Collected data
════════════════

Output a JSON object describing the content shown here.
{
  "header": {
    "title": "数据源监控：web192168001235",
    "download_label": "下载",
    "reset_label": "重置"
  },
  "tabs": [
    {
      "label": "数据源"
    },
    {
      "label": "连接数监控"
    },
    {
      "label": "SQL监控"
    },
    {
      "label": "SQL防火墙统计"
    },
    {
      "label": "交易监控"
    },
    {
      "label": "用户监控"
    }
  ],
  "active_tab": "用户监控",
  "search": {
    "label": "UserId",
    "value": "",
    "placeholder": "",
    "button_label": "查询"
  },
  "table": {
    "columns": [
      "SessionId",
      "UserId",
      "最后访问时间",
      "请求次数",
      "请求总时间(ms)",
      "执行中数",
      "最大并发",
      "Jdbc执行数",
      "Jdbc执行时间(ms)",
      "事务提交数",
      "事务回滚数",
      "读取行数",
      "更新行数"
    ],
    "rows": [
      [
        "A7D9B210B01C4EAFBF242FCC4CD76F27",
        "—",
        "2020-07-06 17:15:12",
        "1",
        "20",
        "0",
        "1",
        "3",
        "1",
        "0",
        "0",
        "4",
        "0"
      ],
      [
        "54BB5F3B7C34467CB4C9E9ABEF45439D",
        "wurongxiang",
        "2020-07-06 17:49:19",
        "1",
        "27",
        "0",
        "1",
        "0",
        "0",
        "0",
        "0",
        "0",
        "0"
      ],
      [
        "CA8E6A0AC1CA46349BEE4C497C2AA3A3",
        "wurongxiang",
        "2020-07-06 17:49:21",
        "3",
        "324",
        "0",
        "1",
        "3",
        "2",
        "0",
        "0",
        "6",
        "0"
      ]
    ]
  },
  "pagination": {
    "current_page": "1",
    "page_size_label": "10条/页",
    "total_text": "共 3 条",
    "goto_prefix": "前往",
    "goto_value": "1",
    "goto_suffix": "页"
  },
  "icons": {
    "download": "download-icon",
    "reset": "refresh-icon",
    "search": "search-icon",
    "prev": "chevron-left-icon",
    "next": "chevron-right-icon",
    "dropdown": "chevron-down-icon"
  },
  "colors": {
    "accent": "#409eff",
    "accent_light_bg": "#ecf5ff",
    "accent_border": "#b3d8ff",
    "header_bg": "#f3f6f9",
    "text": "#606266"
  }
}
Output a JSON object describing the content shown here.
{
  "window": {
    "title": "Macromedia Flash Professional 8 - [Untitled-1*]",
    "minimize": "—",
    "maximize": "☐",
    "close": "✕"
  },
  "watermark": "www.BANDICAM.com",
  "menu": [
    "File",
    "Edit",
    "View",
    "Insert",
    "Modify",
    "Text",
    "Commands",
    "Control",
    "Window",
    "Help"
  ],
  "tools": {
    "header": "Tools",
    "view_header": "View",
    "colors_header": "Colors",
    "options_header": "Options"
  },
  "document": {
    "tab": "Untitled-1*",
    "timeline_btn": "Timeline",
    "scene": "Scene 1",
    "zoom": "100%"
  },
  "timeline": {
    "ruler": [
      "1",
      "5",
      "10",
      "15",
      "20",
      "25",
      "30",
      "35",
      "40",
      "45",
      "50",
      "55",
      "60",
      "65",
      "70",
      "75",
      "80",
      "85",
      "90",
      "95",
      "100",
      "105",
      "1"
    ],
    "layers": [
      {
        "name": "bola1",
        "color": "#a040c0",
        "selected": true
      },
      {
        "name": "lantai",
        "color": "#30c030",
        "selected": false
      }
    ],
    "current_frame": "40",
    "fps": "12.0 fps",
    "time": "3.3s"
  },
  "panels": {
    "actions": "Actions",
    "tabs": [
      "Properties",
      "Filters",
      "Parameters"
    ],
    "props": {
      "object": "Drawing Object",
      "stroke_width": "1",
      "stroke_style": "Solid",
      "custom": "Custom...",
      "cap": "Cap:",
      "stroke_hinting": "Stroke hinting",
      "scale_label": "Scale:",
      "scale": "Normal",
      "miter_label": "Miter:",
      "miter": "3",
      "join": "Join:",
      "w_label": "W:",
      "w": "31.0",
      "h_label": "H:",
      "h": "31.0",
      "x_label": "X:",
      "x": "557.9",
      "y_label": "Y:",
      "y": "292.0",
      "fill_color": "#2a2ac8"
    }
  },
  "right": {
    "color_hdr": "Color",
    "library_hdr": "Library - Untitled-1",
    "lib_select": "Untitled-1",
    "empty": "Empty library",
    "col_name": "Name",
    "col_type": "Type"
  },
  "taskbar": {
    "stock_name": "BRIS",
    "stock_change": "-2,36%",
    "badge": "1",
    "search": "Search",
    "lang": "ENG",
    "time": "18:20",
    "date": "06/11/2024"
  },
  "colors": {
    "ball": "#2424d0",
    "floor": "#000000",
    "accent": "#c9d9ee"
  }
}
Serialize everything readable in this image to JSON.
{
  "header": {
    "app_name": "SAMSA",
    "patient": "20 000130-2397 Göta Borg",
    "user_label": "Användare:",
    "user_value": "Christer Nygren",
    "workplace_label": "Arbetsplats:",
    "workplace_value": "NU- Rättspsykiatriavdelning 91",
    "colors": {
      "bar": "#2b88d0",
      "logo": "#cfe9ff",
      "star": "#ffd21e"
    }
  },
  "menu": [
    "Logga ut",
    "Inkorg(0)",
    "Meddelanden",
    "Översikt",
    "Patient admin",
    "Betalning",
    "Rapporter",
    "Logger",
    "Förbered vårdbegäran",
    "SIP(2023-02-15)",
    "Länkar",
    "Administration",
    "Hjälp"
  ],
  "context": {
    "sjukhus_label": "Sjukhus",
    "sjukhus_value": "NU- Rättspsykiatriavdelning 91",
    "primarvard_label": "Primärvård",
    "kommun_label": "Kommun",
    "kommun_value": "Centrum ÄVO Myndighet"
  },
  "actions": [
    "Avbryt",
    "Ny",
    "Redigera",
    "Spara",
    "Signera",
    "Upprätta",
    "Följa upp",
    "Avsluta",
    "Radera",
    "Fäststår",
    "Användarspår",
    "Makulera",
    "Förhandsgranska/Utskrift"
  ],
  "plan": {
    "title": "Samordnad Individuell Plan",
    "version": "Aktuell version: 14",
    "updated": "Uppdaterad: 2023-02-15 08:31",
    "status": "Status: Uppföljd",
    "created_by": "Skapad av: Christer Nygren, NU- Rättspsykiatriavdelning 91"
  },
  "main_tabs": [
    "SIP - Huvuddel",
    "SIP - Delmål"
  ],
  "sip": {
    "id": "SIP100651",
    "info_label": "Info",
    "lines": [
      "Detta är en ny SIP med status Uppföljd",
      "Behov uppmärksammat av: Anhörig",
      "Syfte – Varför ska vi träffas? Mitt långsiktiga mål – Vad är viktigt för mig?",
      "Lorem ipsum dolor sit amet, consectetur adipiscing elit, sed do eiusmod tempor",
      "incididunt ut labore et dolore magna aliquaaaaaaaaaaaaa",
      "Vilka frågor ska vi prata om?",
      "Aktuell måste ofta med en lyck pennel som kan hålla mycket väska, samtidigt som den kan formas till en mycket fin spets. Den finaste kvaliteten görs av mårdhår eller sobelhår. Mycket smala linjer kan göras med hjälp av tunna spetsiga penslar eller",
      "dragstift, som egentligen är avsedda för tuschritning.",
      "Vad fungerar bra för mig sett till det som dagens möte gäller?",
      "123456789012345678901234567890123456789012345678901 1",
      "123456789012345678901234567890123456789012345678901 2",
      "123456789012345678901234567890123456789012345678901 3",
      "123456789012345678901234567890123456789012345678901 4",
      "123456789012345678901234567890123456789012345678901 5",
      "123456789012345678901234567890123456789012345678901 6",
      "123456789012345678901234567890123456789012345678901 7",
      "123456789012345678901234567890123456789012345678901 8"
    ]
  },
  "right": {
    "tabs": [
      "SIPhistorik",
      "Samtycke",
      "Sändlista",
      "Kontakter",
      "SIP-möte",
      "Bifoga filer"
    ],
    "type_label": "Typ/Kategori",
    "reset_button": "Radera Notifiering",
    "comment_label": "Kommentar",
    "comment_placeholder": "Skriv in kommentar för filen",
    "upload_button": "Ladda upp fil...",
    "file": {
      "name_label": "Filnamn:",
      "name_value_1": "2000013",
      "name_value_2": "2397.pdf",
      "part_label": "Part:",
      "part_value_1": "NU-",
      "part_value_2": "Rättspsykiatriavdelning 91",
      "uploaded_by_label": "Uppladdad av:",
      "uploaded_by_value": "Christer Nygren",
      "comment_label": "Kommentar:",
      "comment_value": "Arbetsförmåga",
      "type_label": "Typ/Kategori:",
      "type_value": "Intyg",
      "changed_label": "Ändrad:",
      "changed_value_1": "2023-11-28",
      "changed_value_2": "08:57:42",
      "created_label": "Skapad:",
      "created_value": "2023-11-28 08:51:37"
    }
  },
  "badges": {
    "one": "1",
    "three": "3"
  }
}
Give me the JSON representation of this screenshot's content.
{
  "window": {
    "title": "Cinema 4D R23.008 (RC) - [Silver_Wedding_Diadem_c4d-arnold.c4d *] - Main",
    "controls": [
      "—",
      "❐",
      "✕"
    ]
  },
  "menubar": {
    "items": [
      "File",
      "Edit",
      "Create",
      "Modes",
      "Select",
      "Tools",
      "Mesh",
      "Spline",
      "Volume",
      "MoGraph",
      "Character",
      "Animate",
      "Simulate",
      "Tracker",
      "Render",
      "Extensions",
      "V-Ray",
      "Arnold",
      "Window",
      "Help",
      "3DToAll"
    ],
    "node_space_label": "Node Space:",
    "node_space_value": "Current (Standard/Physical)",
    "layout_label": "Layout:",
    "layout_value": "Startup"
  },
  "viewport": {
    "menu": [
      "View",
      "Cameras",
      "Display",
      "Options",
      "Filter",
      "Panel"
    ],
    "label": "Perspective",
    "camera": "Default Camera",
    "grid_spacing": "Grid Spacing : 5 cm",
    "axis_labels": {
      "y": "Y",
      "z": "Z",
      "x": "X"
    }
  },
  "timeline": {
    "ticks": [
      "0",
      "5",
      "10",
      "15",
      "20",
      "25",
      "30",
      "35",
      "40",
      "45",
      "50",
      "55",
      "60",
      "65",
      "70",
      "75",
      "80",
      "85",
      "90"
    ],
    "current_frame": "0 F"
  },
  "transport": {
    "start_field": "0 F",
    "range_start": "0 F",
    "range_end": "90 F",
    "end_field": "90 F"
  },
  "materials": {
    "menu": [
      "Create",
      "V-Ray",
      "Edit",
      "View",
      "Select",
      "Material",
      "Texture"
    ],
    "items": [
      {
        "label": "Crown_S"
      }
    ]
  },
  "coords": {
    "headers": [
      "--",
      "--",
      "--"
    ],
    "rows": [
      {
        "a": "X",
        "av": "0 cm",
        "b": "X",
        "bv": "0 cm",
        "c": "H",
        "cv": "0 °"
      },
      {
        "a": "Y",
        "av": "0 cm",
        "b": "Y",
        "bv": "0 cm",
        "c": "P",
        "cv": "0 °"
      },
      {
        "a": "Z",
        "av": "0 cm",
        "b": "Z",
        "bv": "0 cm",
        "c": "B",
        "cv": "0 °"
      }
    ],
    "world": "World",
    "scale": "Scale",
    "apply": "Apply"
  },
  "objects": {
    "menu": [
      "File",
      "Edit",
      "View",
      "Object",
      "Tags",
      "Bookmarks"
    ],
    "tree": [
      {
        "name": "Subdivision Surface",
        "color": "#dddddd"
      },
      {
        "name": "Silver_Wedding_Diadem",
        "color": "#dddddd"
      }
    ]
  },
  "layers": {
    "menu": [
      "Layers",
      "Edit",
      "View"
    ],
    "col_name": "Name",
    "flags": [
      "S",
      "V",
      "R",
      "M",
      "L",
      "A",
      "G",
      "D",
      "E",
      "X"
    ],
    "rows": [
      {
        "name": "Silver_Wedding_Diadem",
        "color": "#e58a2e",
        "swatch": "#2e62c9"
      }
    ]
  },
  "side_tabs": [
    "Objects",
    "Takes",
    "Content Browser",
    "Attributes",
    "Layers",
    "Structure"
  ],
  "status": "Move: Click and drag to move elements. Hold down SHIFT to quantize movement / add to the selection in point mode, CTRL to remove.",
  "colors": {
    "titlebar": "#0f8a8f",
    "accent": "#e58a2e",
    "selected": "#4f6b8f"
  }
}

════════════════

Answer with a single number: the count of lines holding the word "Christer".

COMPLETE RESPONSE.
3